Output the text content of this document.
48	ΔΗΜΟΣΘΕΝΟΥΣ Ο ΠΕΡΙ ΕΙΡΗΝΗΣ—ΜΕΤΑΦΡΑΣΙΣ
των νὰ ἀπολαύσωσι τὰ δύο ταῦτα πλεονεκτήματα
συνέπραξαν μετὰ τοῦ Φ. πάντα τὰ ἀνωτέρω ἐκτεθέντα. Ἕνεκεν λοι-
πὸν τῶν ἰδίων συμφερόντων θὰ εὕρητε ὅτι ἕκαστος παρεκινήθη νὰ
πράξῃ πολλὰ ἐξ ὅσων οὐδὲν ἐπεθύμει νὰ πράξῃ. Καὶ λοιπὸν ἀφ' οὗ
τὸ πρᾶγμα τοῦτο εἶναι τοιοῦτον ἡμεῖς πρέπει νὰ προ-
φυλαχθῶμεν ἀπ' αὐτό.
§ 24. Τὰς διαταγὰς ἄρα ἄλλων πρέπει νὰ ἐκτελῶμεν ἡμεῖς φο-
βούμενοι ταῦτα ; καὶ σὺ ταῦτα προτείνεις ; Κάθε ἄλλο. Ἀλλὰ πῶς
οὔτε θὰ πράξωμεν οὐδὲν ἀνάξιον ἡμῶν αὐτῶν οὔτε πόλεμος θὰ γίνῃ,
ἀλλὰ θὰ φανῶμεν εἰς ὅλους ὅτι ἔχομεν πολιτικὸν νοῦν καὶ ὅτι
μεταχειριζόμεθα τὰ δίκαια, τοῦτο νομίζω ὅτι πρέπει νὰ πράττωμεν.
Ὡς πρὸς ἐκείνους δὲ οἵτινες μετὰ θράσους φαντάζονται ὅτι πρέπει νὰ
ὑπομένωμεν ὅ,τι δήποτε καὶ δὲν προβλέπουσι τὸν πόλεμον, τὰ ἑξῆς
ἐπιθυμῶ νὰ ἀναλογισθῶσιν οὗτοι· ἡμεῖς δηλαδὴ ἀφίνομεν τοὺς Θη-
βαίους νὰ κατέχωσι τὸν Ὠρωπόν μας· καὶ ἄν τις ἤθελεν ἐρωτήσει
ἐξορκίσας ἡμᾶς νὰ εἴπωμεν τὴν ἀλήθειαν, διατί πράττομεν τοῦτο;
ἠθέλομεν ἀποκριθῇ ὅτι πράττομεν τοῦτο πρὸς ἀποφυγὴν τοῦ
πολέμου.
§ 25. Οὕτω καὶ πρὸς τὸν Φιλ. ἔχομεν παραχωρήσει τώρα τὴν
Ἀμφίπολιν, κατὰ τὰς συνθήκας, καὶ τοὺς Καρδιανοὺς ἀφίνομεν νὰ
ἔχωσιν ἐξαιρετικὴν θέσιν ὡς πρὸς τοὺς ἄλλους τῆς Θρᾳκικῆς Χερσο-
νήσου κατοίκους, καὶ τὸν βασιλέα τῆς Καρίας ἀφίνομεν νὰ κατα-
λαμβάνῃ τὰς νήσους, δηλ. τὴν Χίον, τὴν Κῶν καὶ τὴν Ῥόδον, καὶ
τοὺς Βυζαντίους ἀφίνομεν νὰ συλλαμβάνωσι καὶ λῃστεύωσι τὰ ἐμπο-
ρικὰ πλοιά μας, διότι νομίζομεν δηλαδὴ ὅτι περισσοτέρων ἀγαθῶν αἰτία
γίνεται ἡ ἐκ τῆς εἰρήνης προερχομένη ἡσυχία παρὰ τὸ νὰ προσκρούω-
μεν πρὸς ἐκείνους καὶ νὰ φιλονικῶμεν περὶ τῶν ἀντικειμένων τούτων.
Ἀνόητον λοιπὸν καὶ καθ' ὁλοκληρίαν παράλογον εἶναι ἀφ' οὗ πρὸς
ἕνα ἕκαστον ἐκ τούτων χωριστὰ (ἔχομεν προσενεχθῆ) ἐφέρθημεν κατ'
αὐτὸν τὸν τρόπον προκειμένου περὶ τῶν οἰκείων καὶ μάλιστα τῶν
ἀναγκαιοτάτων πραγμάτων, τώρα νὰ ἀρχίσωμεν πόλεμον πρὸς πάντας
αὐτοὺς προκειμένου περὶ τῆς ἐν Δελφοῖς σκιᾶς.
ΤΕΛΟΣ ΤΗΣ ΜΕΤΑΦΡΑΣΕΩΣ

··········

STATED EXERCISE
Copy the data above in full, character for character.

COMPLETE OUTPUT
Output the text content of this document.
48	ΔΗΜΟΣΘΕΝΟΥΣ Ο ΠΕΡΙ ΕΙΡΗΝΗΣ—ΜΕΤΑΦΡΑΣΙΣ
των νὰ ἀπολαύσωσι τὰ δύο ταῦτα πλεονεκτήματα
συνέπραξαν μετὰ τοῦ Φ. πάντα τὰ ἀνωτέρω ἐκτεθέντα. Ἕνεκεν λοι-
πὸν τῶν ἰδίων συμφερόντων θὰ εὕρητε ὅτι ἕκαστος παρεκινήθη νὰ
πράξῃ πολλὰ ἐξ ὅσων οὐδὲν ἐπεθύμει νὰ πράξῃ. Καὶ λοιπὸν ἀφ' οὗ
τὸ πρᾶγμα τοῦτο εἶναι τοιοῦτον ἡμεῖς πρέπει νὰ προ-
φυλαχθῶμεν ἀπ' αὐτό.
§ 24. Τὰς διαταγὰς ἄρα ἄλλων πρέπει νὰ ἐκτελῶμεν ἡμεῖς φο-
βούμενοι ταῦτα ; καὶ σὺ ταῦτα προτείνεις ; Κάθε ἄλλο. Ἀλλὰ πῶς
οὔτε θὰ πράξωμεν οὐδὲν ἀνάξιον ἡμῶν αὐτῶν οὔτε πόλεμος θὰ γίνῃ,
ἀλλὰ θὰ φανῶμεν εἰς ὅλους ὅτι ἔχομεν πολιτικὸν νοῦν καὶ ὅτι
μεταχειριζόμεθα τὰ δίκαια, τοῦτο νομίζω ὅτι πρέπει νὰ πράττωμεν.
Ὡς πρὸς ἐκείνους δὲ οἵτινες μετὰ θράσους φαντάζονται ὅτι πρέπει νὰ
ὑπομένωμεν ὅ,τι δήποτε καὶ δὲν προβλέπουσι τὸν πόλεμον, τὰ ἑξῆς
ἐπιθυμῶ νὰ ἀναλογισθῶσιν οὗτοι· ἡμεῖς δηλαδὴ ἀφίνομεν τοὺς Θη-
βαίους νὰ κατέχωσι τὸν Ὠρωπόν μας· καὶ ἄν τις ἤθελεν ἐρωτήσει
ἐξορκίσας ἡμᾶς νὰ εἴπωμεν τὴν ἀλήθειαν, διατί πράττομεν τοῦτο;
ἠθέλομεν ἀποκριθῇ ὅτι πράττομεν τοῦτο πρὸς ἀποφυγὴν τοῦ
πολέμου.
§ 25. Οὕτω καὶ πρὸς τὸν Φιλ. ἔχομεν παραχωρήσει τώρα τὴν
Ἀμφίπολιν, κατὰ τὰς συνθήκας, καὶ τοὺς Καρδιανοὺς ἀφίνομεν νὰ
ἔχωσιν ἐξαιρετικὴν θέσιν ὡς πρὸς τοὺς ἄλλους τῆς Θρᾳκικῆς Χερσο-
νήσου κατοίκους, καὶ τὸν βασιλέα τῆς Καρίας ἀφίνομεν νὰ κατα-
λαμβάνῃ τὰς νήσους, δηλ. τὴν Χίον, τὴν Κῶν καὶ τὴν Ῥόδον, καὶ
τοὺς Βυζαντίους ἀφίνομεν νὰ συλλαμβάνωσι καὶ λῃστεύωσι τὰ ἐμπο-
ρικὰ πλοιά μας, διότι νομίζομεν δηλαδὴ ὅτι περισσοτέρων ἀγαθῶν αἰτία
γίνεται ἡ ἐκ τῆς εἰρήνης προερχομένη ἡσυχία παρὰ τὸ νὰ προσκρούω-
μεν πρὸς ἐκείνους καὶ νὰ φιλονικῶμεν περὶ τῶν ἀντικειμένων τούτων.
Ἀνόητον λοιπὸν καὶ καθ' ὁλοκληρίαν παράλογον εἶναι ἀφ' οὗ πρὸς
ἕνα ἕκαστον ἐκ τούτων χωριστὰ (ἔχομεν προσενεχθῆ) ἐφέρθημεν κατ'
αὐτὸν τὸν τρόπον προκειμένου περὶ τῶν οἰκείων καὶ μάλιστα τῶν
ἀναγκαιοτάτων πραγμάτων, τώρα νὰ ἀρχίσωμεν πόλεμον πρὸς πάντας
αὐτοὺς προκειμένου περὶ τῆς ἐν Δελφοῖς σκιᾶς.
ΤΕΛΟΣ ΤΗΣ ΜΕΤΑΦΡΑΣΕΩΣ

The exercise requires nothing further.